PROBLEM STATEMENT
Transcribe the records exactly. Pictures do not belong in the transcription.

MATERIAL PROVIDED

+ + +

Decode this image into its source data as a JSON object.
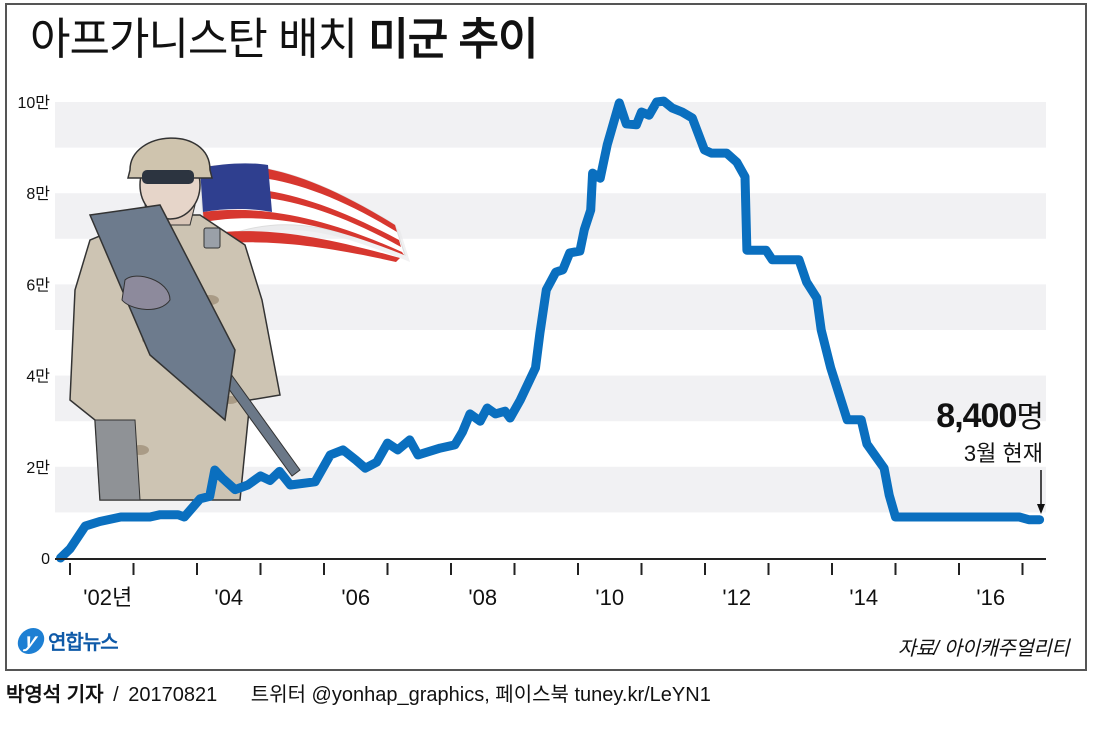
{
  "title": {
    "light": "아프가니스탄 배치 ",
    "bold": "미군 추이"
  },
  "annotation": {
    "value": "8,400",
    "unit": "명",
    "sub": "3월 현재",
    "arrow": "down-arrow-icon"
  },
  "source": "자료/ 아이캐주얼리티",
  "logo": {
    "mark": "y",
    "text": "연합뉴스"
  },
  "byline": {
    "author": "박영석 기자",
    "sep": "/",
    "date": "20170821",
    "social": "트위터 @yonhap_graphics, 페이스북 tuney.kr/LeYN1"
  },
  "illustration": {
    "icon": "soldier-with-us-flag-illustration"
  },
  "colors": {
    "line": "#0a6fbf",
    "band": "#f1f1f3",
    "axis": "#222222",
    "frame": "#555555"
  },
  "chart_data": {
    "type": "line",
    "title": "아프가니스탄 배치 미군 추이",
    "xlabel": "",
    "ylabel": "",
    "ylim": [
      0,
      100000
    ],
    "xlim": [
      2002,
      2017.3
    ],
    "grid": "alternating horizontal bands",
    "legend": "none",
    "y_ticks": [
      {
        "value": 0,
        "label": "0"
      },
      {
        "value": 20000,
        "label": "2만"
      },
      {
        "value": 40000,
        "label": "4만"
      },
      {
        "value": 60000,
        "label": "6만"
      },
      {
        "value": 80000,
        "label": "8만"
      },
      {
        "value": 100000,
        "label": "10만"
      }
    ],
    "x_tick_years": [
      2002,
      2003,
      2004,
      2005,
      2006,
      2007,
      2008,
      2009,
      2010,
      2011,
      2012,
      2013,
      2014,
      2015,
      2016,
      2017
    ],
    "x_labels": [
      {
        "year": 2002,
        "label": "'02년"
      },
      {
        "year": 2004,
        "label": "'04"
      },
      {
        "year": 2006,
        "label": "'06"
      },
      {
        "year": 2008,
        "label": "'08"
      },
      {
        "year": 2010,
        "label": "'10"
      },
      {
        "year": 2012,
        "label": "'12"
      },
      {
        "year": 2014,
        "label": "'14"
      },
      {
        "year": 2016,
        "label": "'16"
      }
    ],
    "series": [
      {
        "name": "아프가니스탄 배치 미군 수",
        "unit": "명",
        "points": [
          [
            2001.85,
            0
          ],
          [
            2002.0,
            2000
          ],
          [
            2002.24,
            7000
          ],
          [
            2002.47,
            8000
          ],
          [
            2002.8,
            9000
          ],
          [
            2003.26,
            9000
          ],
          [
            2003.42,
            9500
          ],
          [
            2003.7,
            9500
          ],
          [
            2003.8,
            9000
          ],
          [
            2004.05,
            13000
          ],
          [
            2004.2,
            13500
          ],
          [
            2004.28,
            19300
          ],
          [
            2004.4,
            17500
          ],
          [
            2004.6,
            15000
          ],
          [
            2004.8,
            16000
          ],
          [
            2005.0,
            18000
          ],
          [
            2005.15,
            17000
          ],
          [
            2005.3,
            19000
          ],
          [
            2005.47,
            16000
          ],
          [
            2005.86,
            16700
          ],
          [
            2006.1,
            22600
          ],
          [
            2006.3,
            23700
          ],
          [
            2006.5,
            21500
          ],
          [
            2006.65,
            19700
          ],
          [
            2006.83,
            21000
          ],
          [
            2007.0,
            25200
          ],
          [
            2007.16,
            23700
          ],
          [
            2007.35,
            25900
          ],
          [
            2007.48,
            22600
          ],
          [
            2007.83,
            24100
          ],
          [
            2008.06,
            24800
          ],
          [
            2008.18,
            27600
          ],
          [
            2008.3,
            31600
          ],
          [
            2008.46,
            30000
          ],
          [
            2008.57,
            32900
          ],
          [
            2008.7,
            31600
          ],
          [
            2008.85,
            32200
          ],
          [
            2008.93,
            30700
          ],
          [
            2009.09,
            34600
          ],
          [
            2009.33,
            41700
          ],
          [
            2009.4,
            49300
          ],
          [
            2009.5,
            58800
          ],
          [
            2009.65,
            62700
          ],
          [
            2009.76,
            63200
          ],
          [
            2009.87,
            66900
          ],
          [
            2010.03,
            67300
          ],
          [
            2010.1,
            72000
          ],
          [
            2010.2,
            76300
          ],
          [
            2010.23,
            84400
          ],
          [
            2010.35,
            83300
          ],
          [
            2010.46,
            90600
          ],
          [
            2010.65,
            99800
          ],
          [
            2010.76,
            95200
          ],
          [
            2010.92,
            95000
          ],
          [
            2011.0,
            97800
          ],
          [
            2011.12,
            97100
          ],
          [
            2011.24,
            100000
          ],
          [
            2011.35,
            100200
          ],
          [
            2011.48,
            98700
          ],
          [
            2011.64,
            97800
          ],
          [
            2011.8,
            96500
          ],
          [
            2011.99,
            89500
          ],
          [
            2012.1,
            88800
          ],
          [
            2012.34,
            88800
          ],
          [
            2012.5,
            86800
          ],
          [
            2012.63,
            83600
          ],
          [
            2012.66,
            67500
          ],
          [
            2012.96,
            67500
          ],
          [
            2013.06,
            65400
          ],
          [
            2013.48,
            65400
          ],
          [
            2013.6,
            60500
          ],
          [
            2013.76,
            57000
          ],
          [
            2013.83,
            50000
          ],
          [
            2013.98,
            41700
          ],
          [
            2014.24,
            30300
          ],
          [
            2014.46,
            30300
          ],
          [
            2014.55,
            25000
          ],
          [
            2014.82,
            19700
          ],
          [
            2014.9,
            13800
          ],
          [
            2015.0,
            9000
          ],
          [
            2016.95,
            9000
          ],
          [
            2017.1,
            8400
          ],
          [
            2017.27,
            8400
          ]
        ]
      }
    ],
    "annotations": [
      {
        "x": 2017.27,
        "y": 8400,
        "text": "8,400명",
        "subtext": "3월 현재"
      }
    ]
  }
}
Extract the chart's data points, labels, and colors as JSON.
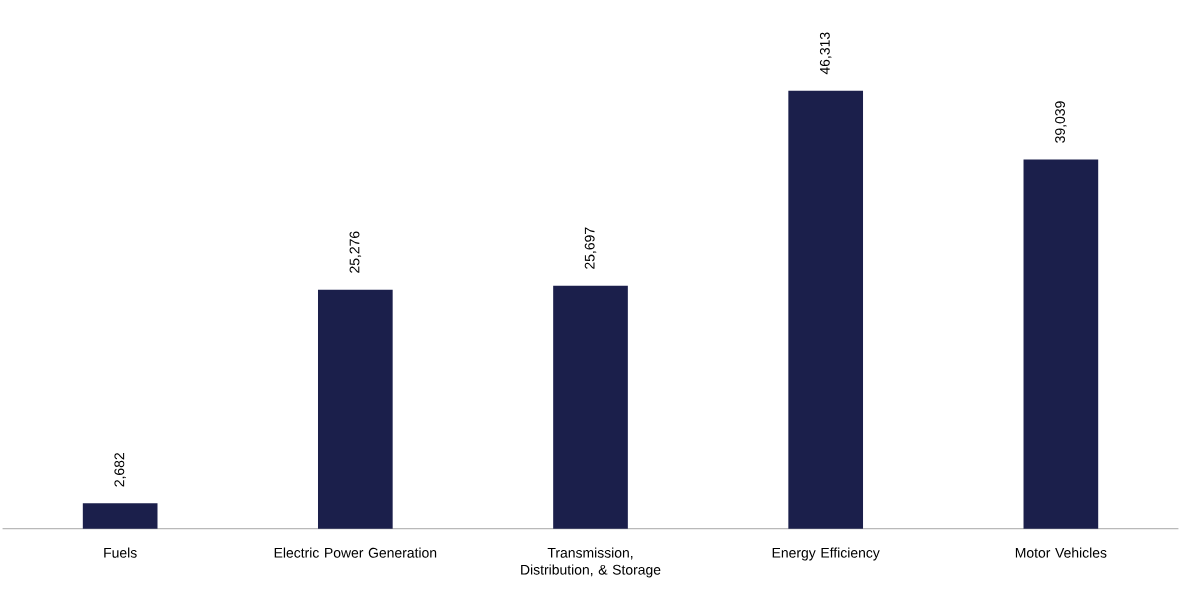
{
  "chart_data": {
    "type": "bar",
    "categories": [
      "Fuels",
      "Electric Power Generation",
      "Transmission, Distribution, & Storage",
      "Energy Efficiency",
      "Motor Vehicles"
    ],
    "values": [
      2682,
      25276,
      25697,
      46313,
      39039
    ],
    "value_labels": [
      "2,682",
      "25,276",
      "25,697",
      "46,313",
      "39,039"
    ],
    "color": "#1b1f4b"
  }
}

+ + +

COMPLETE RESPONSE
Decode this image into its source data as a JSON object.
{
  "title": {
    "light": "아프가니스탄 배치 ",
    "bold": "미군 추이"
  },
  "annotation": {
    "value": "8,400",
    "unit": "명",
    "sub": "3월 현재",
    "arrow": "down-arrow-icon"
  },
  "source": "자료/ 아이캐주얼리티",
  "logo": {
    "mark": "y",
    "text": "연합뉴스"
  },
  "byline": {
    "author": "박영석 기자",
    "sep": "/",
    "date": "20170821",
    "social": "트위터 @yonhap_graphics, 페이스북 tuney.kr/LeYN1"
  },
  "illustration": {
    "icon": "soldier-with-us-flag-illustration"
  },
  "colors": {
    "line": "#0a6fbf",
    "band": "#f1f1f3",
    "axis": "#222222",
    "frame": "#555555"
  },
  "chart_data": {
    "type": "line",
    "title": "아프가니스탄 배치 미군 추이",
    "xlabel": "",
    "ylabel": "",
    "ylim": [
      0,
      100000
    ],
    "xlim": [
      2002,
      2017.3
    ],
    "grid": "alternating horizontal bands",
    "legend": "none",
    "y_ticks": [
      {
        "value": 0,
        "label": "0"
      },
      {
        "value": 20000,
        "label": "2만"
      },
      {
        "value": 40000,
        "label": "4만"
      },
      {
        "value": 60000,
        "label": "6만"
      },
      {
        "value": 80000,
        "label": "8만"
      },
      {
        "value": 100000,
        "label": "10만"
      }
    ],
    "x_tick_years": [
      2002,
      2003,
      2004,
      2005,
      2006,
      2007,
      2008,
      2009,
      2010,
      2011,
      2012,
      2013,
      2014,
      2015,
      2016,
      2017
    ],
    "x_labels": [
      {
        "year": 2002,
        "label": "'02년"
      },
      {
        "year": 2004,
        "label": "'04"
      },
      {
        "year": 2006,
        "label": "'06"
      },
      {
        "year": 2008,
        "label": "'08"
      },
      {
        "year": 2010,
        "label": "'10"
      },
      {
        "year": 2012,
        "label": "'12"
      },
      {
        "year": 2014,
        "label": "'14"
      },
      {
        "year": 2016,
        "label": "'16"
      }
    ],
    "series": [
      {
        "name": "아프가니스탄 배치 미군 수",
        "unit": "명",
        "points": [
          [
            2001.85,
            0
          ],
          [
            2002.0,
            2000
          ],
          [
            2002.24,
            7000
          ],
          [
            2002.47,
            8000
          ],
          [
            2002.8,
            9000
          ],
          [
            2003.26,
            9000
          ],
          [
            2003.42,
            9500
          ],
          [
            2003.7,
            9500
          ],
          [
            2003.8,
            9000
          ],
          [
            2004.05,
            13000
          ],
          [
            2004.2,
            13500
          ],
          [
            2004.28,
            19300
          ],
          [
            2004.4,
            17500
          ],
          [
            2004.6,
            15000
          ],
          [
            2004.8,
            16000
          ],
          [
            2005.0,
            18000
          ],
          [
            2005.15,
            17000
          ],
          [
            2005.3,
            19000
          ],
          [
            2005.47,
            16000
          ],
          [
            2005.86,
            16700
          ],
          [
            2006.1,
            22600
          ],
          [
            2006.3,
            23700
          ],
          [
            2006.5,
            21500
          ],
          [
            2006.65,
            19700
          ],
          [
            2006.83,
            21000
          ],
          [
            2007.0,
            25200
          ],
          [
            2007.16,
            23700
          ],
          [
            2007.35,
            25900
          ],
          [
            2007.48,
            22600
          ],
          [
            2007.83,
            24100
          ],
          [
            2008.06,
            24800
          ],
          [
            2008.18,
            27600
          ],
          [
            2008.3,
            31600
          ],
          [
            2008.46,
            30000
          ],
          [
            2008.57,
            32900
          ],
          [
            2008.7,
            31600
          ],
          [
            2008.85,
            32200
          ],
          [
            2008.93,
            30700
          ],
          [
            2009.09,
            34600
          ],
          [
            2009.33,
            41700
          ],
          [
            2009.4,
            49300
          ],
          [
            2009.5,
            58800
          ],
          [
            2009.65,
            62700
          ],
          [
            2009.76,
            63200
          ],
          [
            2009.87,
            66900
          ],
          [
            2010.03,
            67300
          ],
          [
            2010.1,
            72000
          ],
          [
            2010.2,
            76300
          ],
          [
            2010.23,
            84400
          ],
          [
            2010.35,
            83300
          ],
          [
            2010.46,
            90600
          ],
          [
            2010.65,
            99800
          ],
          [
            2010.76,
            95200
          ],
          [
            2010.92,
            95000
          ],
          [
            2011.0,
            97800
          ],
          [
            2011.12,
            97100
          ],
          [
            2011.24,
            100000
          ],
          [
            2011.35,
            100200
          ],
          [
            2011.48,
            98700
          ],
          [
            2011.64,
            97800
          ],
          [
            2011.8,
            96500
          ],
          [
            2011.99,
            89500
          ],
          [
            2012.1,
            88800
          ],
          [
            2012.34,
            88800
          ],
          [
            2012.5,
            86800
          ],
          [
            2012.63,
            83600
          ],
          [
            2012.66,
            67500
          ],
          [
            2012.96,
            67500
          ],
          [
            2013.06,
            65400
          ],
          [
            2013.48,
            65400
          ],
          [
            2013.6,
            60500
          ],
          [
            2013.76,
            57000
          ],
          [
            2013.83,
            50000
          ],
          [
            2013.98,
            41700
          ],
          [
            2014.24,
            30300
          ],
          [
            2014.46,
            30300
          ],
          [
            2014.55,
            25000
          ],
          [
            2014.82,
            19700
          ],
          [
            2014.9,
            13800
          ],
          [
            2015.0,
            9000
          ],
          [
            2016.95,
            9000
          ],
          [
            2017.1,
            8400
          ],
          [
            2017.27,
            8400
          ]
        ]
      }
    ],
    "annotations": [
      {
        "x": 2017.27,
        "y": 8400,
        "text": "8,400명",
        "subtext": "3월 현재"
      }
    ]
  }
}
Extract the chart's data points, labels, and colors as JSON.
{
  "chart_data": {
    "type": "bar",
    "categories": [
      "Fuels",
      "Electric Power Generation",
      "Transmission, Distribution, & Storage",
      "Energy Efficiency",
      "Motor Vehicles"
    ],
    "values": [
      2682,
      25276,
      25697,
      46313,
      39039
    ],
    "value_labels": [
      "2,682",
      "25,276",
      "25,697",
      "46,313",
      "39,039"
    ],
    "color": "#1b1f4b"
  }
}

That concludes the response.